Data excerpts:
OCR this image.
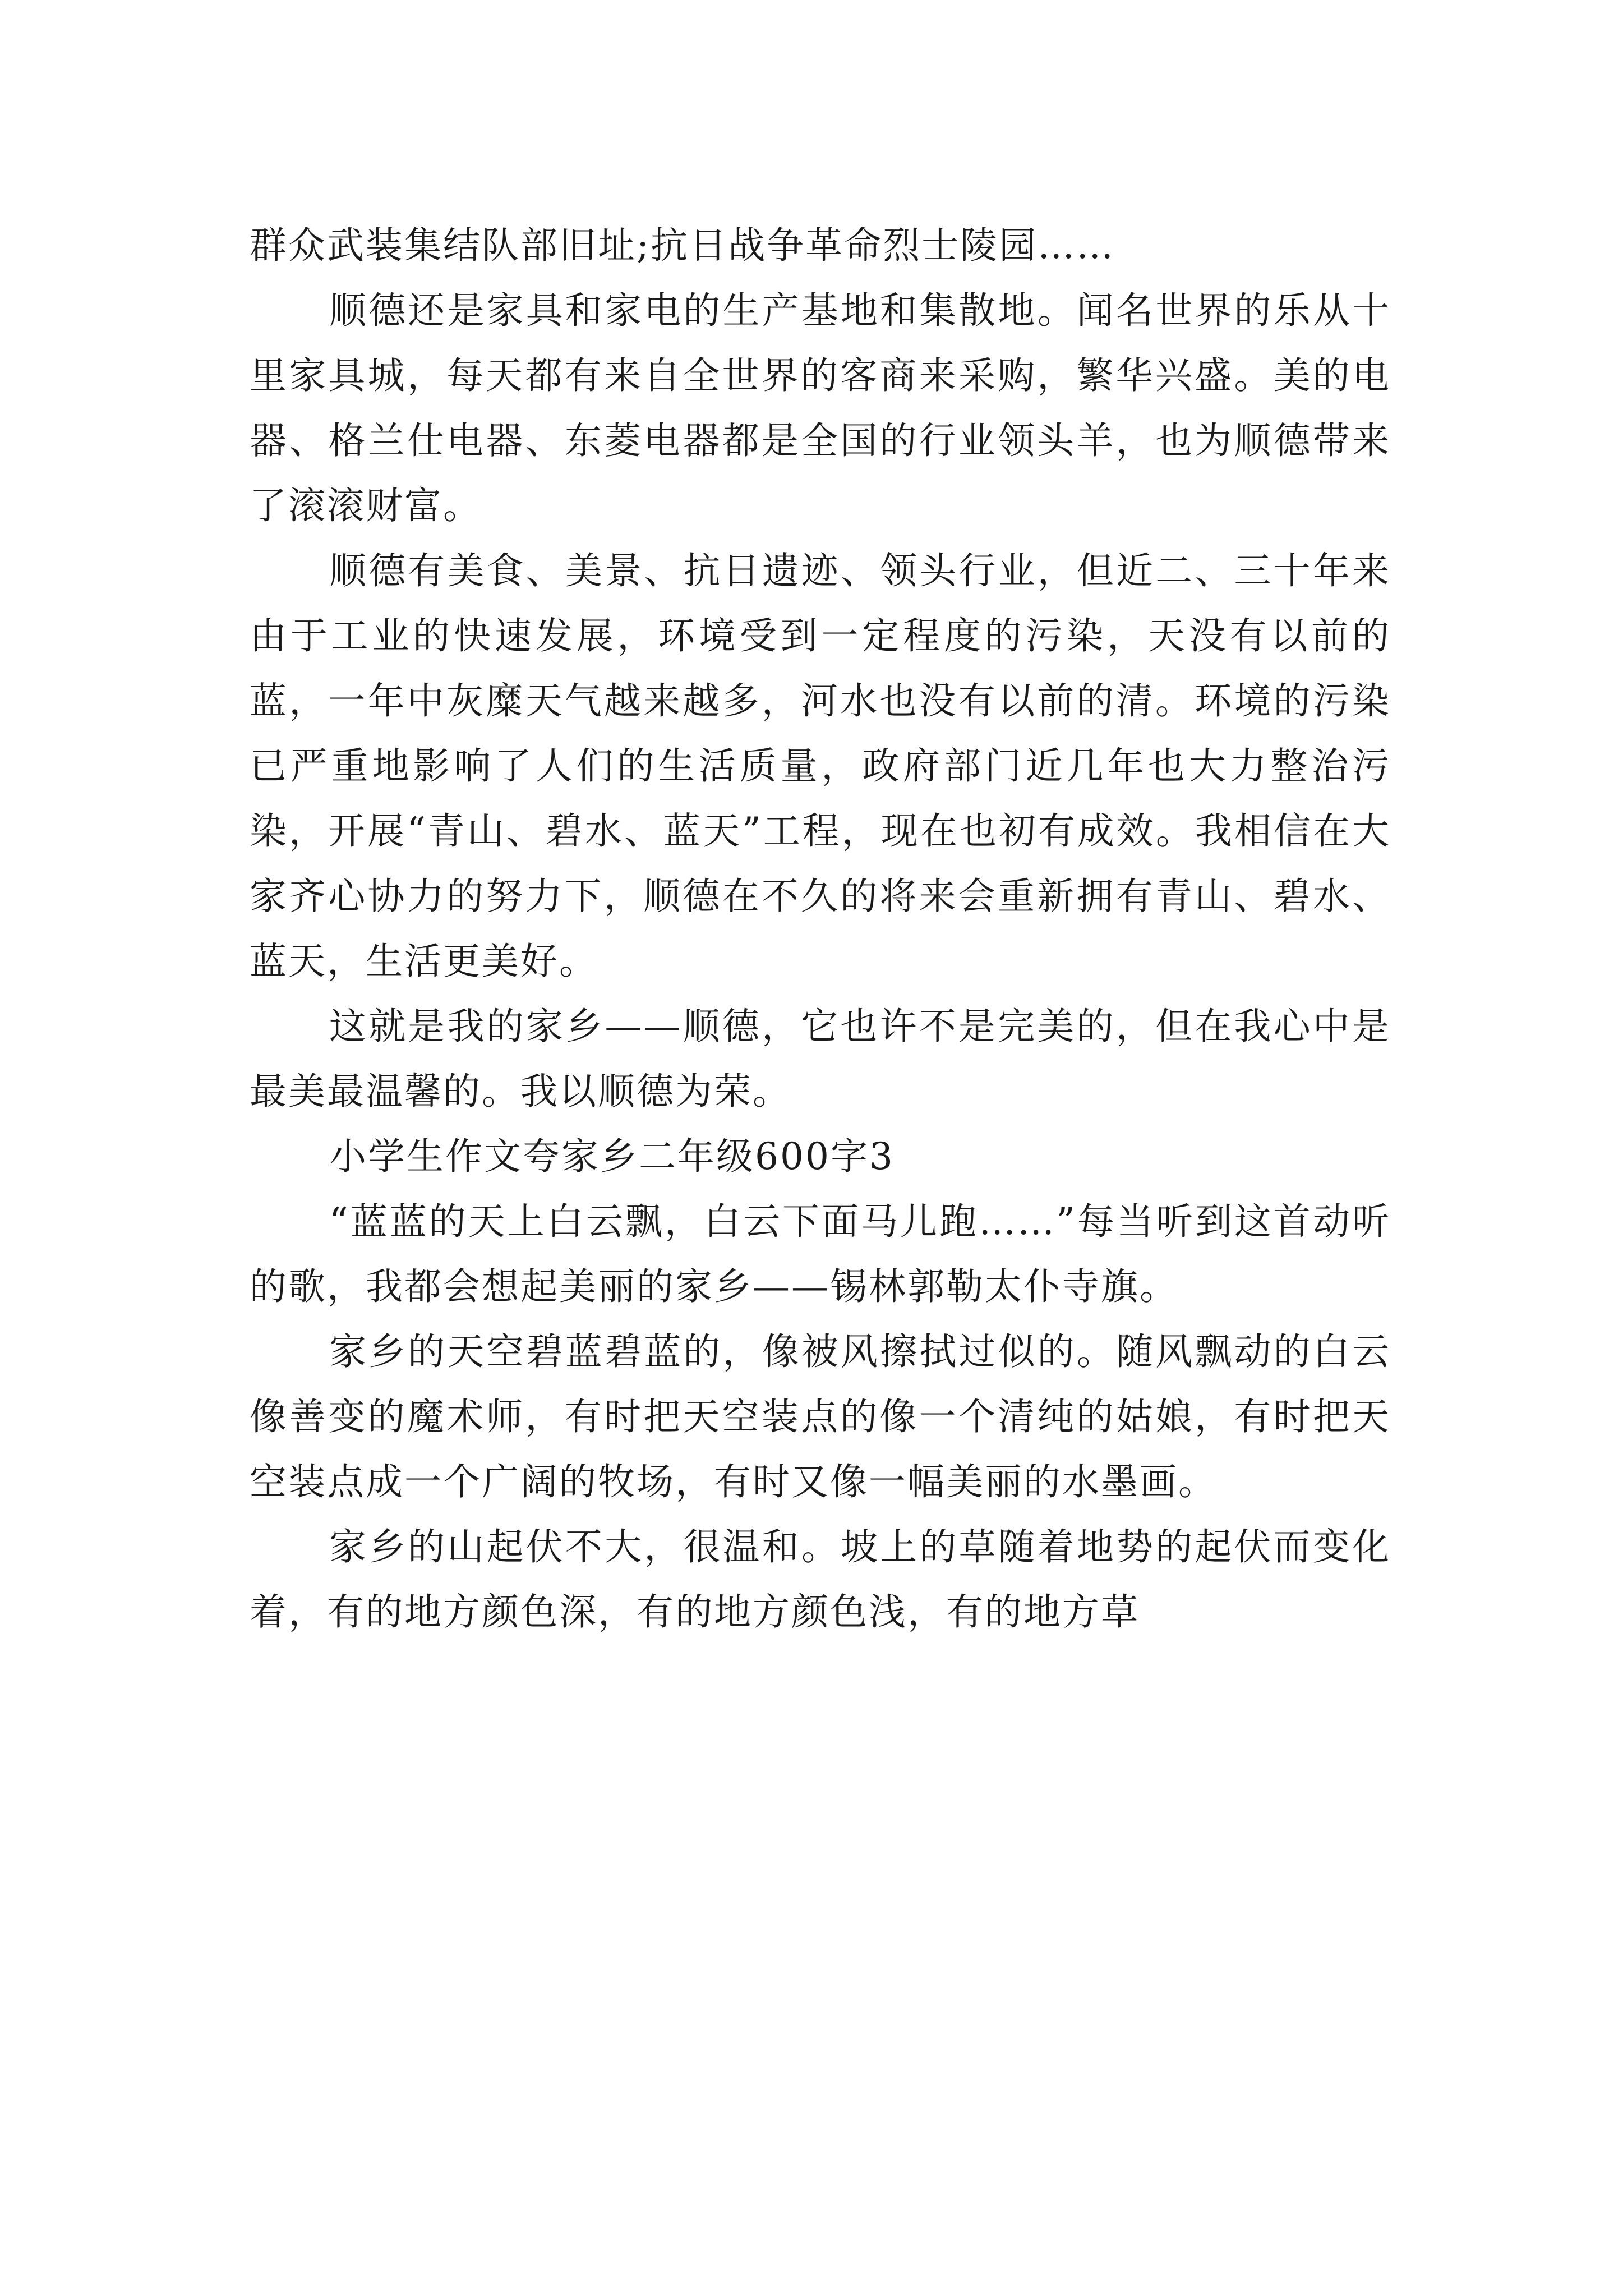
群众武装集结队部旧址;抗日战争革命烈士陵园……

顺德还是家具和家电的生产基地和集散地。闻名世界的乐从十里家具城，每天都有来自全世界的客商来采购，繁华兴盛。美的电器、格兰仕电器、东菱电器都是全国的行业领头羊，也为顺德带来了滚滚财富。

顺德有美食、美景、抗日遗迹、领头行业，但近二、三十年来由于工业的快速发展，环境受到一定程度的污染，天没有以前的蓝，一年中灰糜天气越来越多，河水也没有以前的清。环境的污染已严重地影响了人们的生活质量，政府部门近几年也大力整治污染，开展“青山、碧水、蓝天”工程，现在也初有成效。我相信在大家齐心协力的努力下，顺德在不久的将来会重新拥有青山、碧水、蓝天，生活更美好。

这就是我的家乡——顺德，它也许不是完美的，但在我心中是最美最温馨的。我以顺德为荣。

小学生作文夸家乡二年级600字3

“蓝蓝的天上白云飘，白云下面马儿跑……”每当听到这首动听的歌，我都会想起美丽的家乡——锡林郭勒太仆寺旗。

家乡的天空碧蓝碧蓝的，像被风擦拭过似的。随风飘动的白云像善变的魔术师，有时把天空装点的像一个清纯的姑娘，有时把天空装点成一个广阔的牧场，有时又像一幅美丽的水墨画。

家乡的山起伏不大，很温和。坡上的草随着地势的起伏而变化着，有的地方颜色深，有的地方颜色浅，有的地方草
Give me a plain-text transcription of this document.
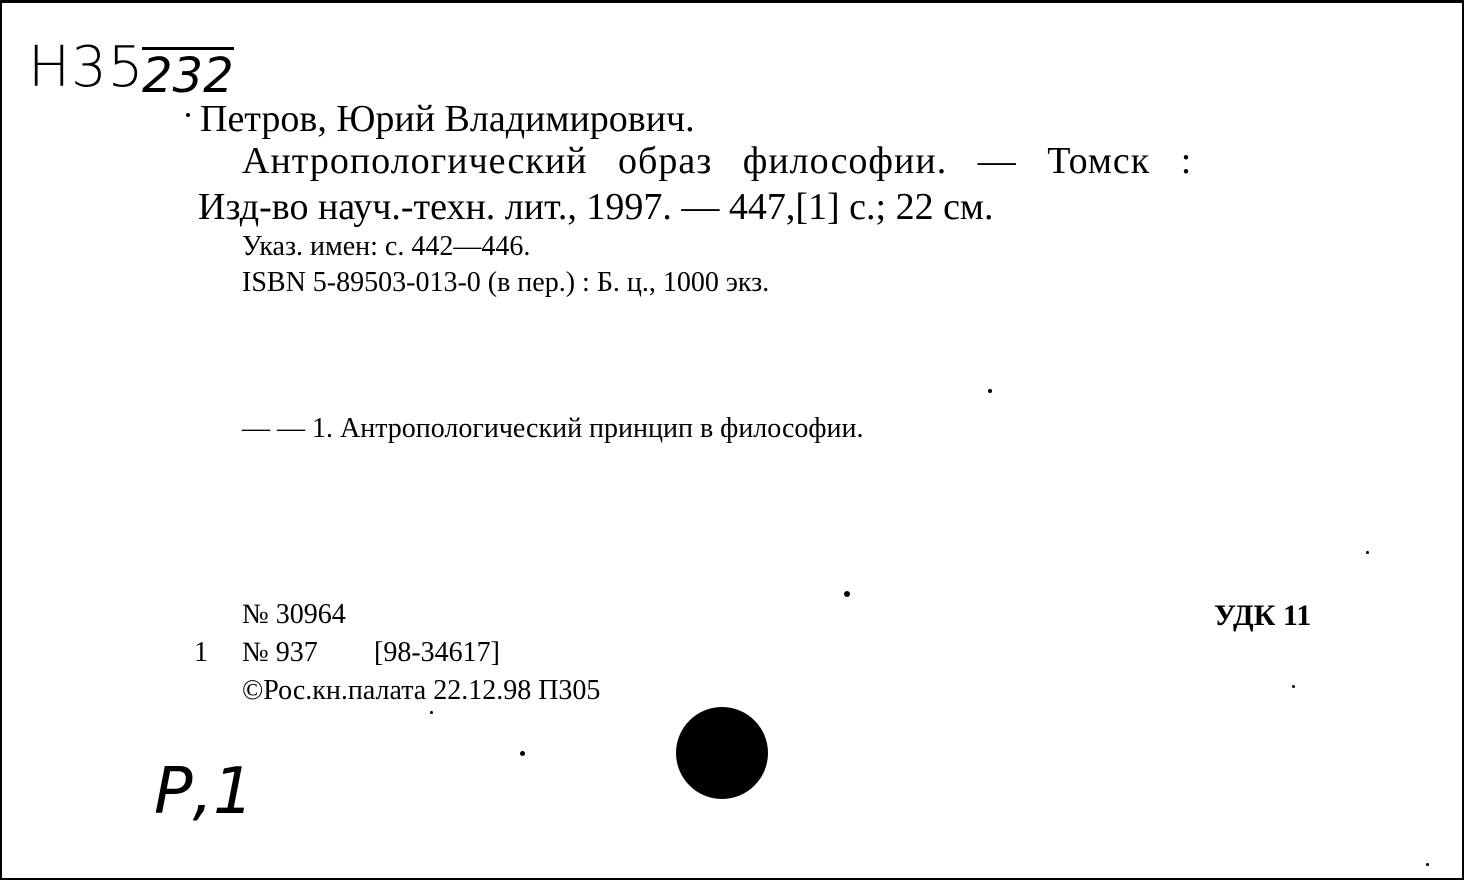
Н35
232
Петров, Юрий Владимирович.
Антропологический образ философии. — Томск :
Изд-во науч.-техн. лит., 1997. — 447,[1] с.; 22 см.
Указ. имен: с. 442—446.
ISBN 5-89503-013-0 (в пер.) : Б. ц., 1000 экз.
— — 1. Антропологический принцип в философии.
№ 30964
1 № 937 [98-34617]
©Рос.кн.палата 22.12.98 П305
УДК 11
Р,1
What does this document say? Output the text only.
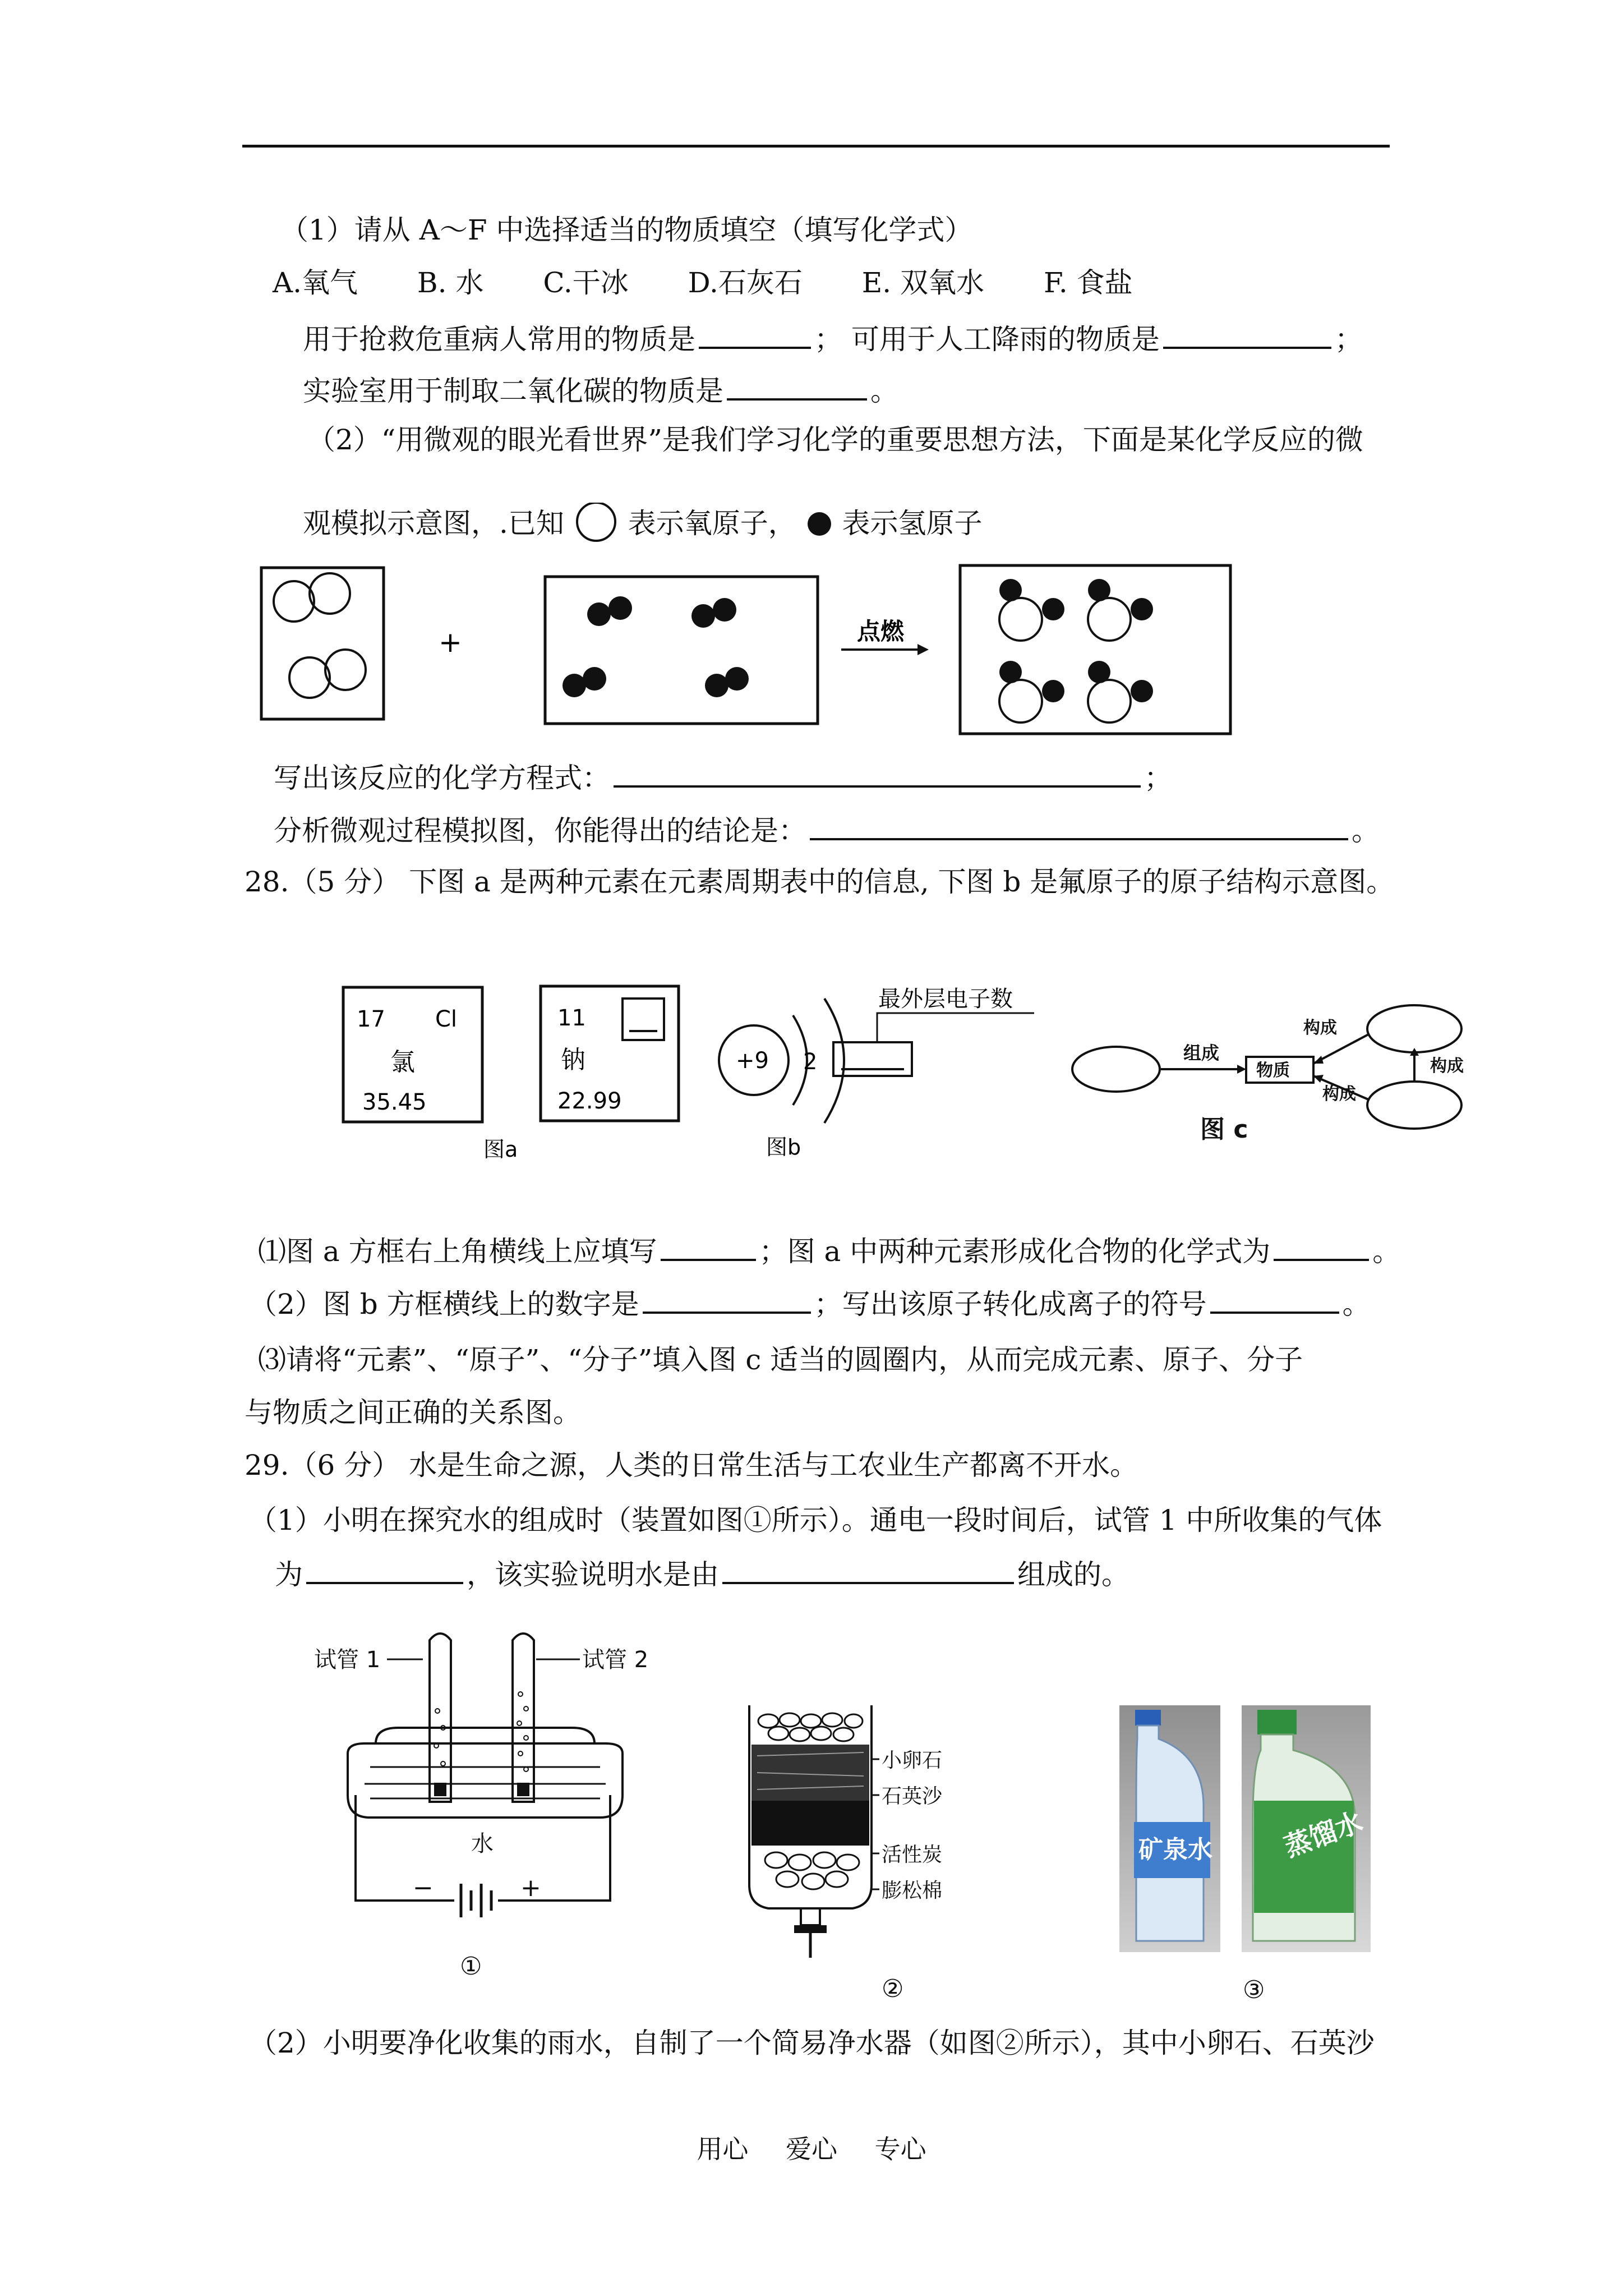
（1）请从 A～F 中选择适当的物质填空（填写化学式）
A.氧气 B. 水 C.干冰 D.石灰石 E. 双氧水 F. 食盐
用于抢救危重病人常用的物质是	； 可用于人工降雨的物质是	；
实验室用于制取二氧化碳的物质是	。
（2）“用微观的眼光看世界”是我们学习化学的重要思想方法，下面是某化学反应的微
观模拟示意图，.已知 表示氧原子， 表示氢原子
+	点燃
写出该反应的化学方程式：	；
分析微观过程模拟图，你能得出的结论是：	。
28.（5 分） 下图 a 是两种元素在元素周期表中的信息, 下图 b 是氟原子的原子结构示意图。
17 Cl
氯
35.45
11
钠
22.99
图a
+9 2
最外层电子数
图b
组成
物质
构成
构成
构成
图 c
⑴图 a 方框右上角横线上应填写	；图 a 中两种元素形成化合物的化学式为	。
（2）图 b 方框横线上的数字是	；写出该原子转化成离子的符号	。
⑶请将“元素”、“原子”、“分子”填入图 c 适当的圆圈内，从而完成元素、原子、分子
与物质之间正确的关系图。
29.（6 分） 水是生命之源，人类的日常生活与工农业生产都离不开水。
（1）小明在探究水的组成时（装置如图①所示）。通电一段时间后，试管 1 中所收集的气体
为	，该实验说明水是由	组成的。
试管 1	试管 2
水
−	+
①
小卵石
石英沙
活性炭
膨松棉
②
矿泉水	蒸馏水
③
（2）小明要净化收集的雨水，自制了一个简易净水器（如图②所示），其中小卵石、石英沙
用心 爱心 专心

■ What is expected ■
Copy out each line in the preceding records that contains "text".

■ Worked solution ■
Give me a plain-text transcription of this document.
What does this document say? Output the text only.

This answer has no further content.